• **REQUIREMENTS**
In the listing below, find every line with the string "this" and pull it out.

• **DATA FOR THE TASK**
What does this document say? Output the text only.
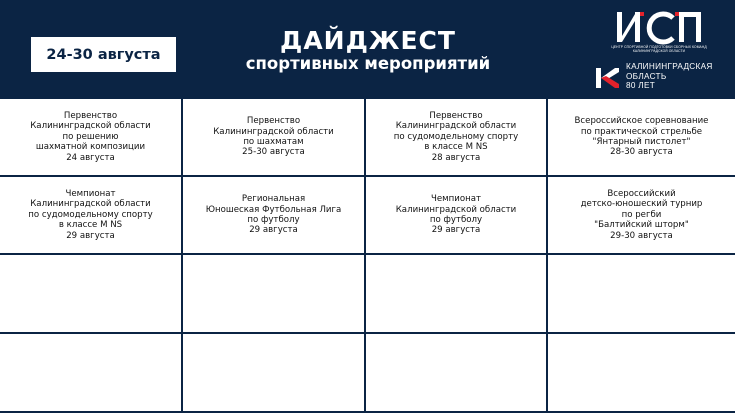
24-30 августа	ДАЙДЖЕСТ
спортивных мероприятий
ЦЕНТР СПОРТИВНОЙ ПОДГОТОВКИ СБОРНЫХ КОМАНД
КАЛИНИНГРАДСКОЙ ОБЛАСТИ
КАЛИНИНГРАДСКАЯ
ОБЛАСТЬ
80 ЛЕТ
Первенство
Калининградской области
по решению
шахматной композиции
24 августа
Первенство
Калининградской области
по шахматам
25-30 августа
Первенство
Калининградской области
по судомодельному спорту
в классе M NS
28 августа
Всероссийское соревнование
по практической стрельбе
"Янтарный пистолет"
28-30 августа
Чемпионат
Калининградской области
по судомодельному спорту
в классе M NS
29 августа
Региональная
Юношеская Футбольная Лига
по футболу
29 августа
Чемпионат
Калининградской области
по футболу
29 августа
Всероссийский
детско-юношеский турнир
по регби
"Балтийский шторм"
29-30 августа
--
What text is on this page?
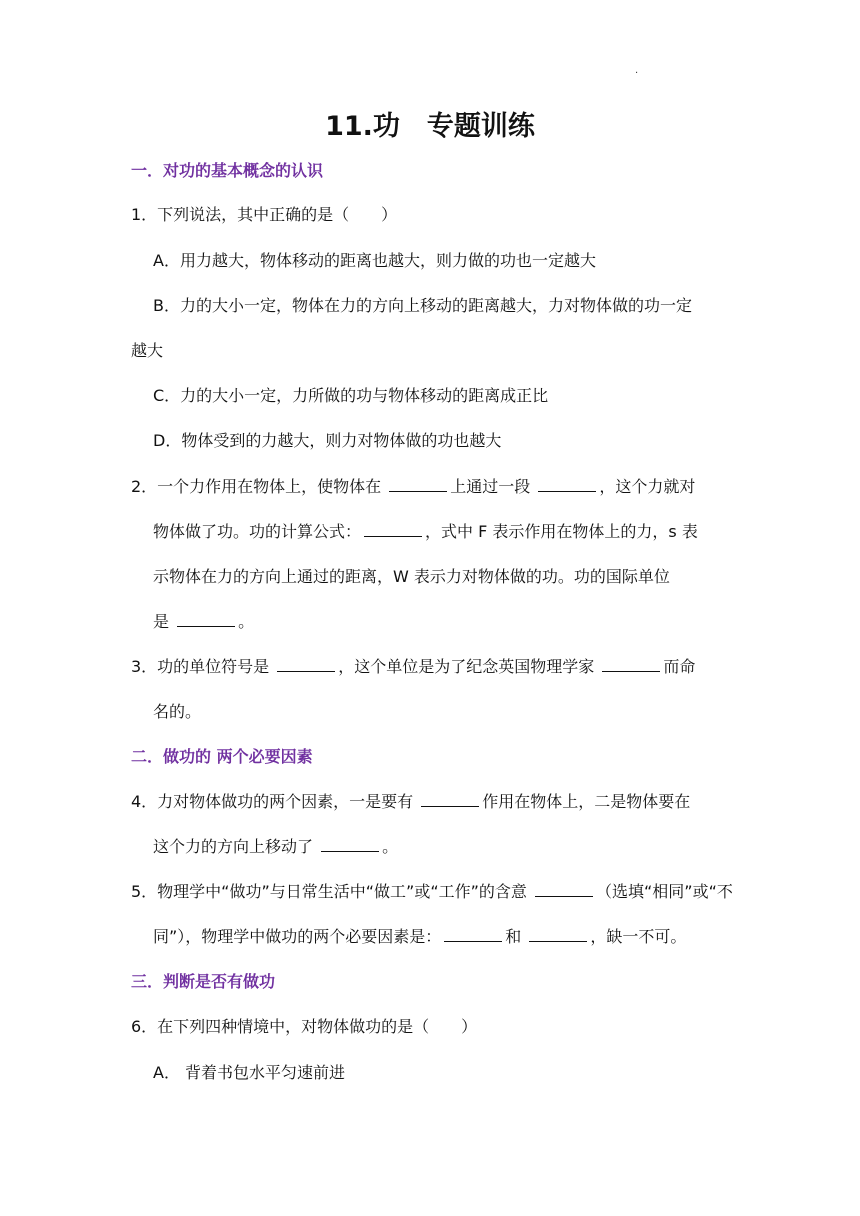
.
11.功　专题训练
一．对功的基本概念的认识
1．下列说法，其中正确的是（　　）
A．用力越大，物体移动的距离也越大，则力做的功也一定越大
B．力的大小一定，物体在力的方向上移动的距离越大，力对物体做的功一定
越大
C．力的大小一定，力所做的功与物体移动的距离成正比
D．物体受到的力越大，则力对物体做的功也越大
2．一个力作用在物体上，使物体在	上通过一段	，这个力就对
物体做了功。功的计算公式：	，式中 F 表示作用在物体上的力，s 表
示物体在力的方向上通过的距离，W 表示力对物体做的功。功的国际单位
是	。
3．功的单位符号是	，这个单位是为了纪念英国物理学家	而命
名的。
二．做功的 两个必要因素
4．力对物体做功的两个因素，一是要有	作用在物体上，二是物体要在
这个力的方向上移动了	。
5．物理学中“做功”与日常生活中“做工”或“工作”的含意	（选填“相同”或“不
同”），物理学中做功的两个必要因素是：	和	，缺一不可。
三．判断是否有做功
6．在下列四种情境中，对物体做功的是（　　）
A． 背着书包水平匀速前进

• **COMPLETED EXERCISE**
What does this document say? Output the text only.
What text is on this page?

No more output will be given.